INPUT:
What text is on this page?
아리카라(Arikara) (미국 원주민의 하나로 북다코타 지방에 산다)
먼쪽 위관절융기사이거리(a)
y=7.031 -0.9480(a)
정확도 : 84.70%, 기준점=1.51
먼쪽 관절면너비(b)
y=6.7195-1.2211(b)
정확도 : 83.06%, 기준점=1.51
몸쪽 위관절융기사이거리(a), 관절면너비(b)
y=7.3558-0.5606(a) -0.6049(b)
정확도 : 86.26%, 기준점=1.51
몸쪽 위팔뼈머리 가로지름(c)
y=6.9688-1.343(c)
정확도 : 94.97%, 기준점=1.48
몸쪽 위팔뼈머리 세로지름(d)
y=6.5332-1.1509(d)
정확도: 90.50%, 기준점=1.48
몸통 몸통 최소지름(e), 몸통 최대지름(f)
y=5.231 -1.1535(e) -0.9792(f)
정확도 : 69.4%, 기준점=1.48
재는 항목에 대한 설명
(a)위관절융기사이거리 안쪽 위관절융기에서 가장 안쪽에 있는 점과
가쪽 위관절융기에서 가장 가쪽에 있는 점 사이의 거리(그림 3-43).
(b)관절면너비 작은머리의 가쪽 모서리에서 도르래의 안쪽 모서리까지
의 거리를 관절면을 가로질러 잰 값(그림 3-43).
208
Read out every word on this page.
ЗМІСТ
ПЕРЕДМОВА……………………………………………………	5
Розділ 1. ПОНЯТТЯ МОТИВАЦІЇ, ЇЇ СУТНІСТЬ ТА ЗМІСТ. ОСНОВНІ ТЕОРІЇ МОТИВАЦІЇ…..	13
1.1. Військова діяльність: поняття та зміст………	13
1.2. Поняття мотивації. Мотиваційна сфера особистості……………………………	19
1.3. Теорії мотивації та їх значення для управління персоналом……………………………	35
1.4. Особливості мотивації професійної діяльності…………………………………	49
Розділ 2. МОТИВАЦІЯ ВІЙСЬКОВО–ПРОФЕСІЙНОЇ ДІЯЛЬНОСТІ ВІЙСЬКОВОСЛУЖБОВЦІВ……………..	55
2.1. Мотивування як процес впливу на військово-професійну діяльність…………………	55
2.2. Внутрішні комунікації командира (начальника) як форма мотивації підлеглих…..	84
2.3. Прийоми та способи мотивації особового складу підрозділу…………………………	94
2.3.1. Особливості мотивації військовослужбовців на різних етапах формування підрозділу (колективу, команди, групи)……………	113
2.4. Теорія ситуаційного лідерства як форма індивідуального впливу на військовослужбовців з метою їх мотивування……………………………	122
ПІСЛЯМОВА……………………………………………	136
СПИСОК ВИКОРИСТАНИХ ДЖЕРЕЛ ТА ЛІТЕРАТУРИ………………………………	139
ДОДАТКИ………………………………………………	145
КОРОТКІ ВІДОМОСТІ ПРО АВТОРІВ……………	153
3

GIVEN TASK: Each line of the data that includes the word "this" counts once; report the total and nothing more.

CORRECT ANSWER: 2